» **Exercise brief**:
Among the entries below, count the lines that contain the word "eleven". Write down only the total.

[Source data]
===============
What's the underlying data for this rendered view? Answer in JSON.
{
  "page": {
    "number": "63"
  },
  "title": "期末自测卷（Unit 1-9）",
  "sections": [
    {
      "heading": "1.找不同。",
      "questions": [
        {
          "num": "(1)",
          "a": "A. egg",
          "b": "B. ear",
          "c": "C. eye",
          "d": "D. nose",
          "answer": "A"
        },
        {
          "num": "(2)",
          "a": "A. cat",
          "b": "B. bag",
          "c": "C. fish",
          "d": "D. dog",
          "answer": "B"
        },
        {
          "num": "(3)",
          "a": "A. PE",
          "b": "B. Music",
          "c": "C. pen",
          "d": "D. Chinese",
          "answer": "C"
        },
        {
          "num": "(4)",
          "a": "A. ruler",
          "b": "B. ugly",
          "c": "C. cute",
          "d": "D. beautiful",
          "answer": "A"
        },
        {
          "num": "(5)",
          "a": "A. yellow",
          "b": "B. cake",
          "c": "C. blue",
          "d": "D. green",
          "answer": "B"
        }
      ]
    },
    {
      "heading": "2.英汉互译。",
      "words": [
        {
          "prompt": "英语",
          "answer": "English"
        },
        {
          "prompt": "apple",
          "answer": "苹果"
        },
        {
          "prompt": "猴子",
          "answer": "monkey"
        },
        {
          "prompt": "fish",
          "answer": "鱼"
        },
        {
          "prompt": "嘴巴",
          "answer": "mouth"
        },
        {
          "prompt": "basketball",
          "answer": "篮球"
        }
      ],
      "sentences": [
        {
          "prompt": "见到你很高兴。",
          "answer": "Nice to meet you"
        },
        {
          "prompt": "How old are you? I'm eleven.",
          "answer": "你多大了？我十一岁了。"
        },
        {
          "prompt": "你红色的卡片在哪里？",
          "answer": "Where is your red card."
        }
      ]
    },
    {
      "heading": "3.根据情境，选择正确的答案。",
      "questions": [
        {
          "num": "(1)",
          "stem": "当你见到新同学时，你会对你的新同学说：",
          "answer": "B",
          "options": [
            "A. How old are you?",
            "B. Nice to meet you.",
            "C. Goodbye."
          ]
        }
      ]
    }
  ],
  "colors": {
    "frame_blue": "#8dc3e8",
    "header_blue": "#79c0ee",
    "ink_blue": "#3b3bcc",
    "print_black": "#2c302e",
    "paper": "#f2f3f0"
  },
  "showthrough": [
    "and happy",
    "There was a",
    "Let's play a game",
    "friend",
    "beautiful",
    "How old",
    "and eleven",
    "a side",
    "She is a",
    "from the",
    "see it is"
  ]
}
===============
» **The result**:
2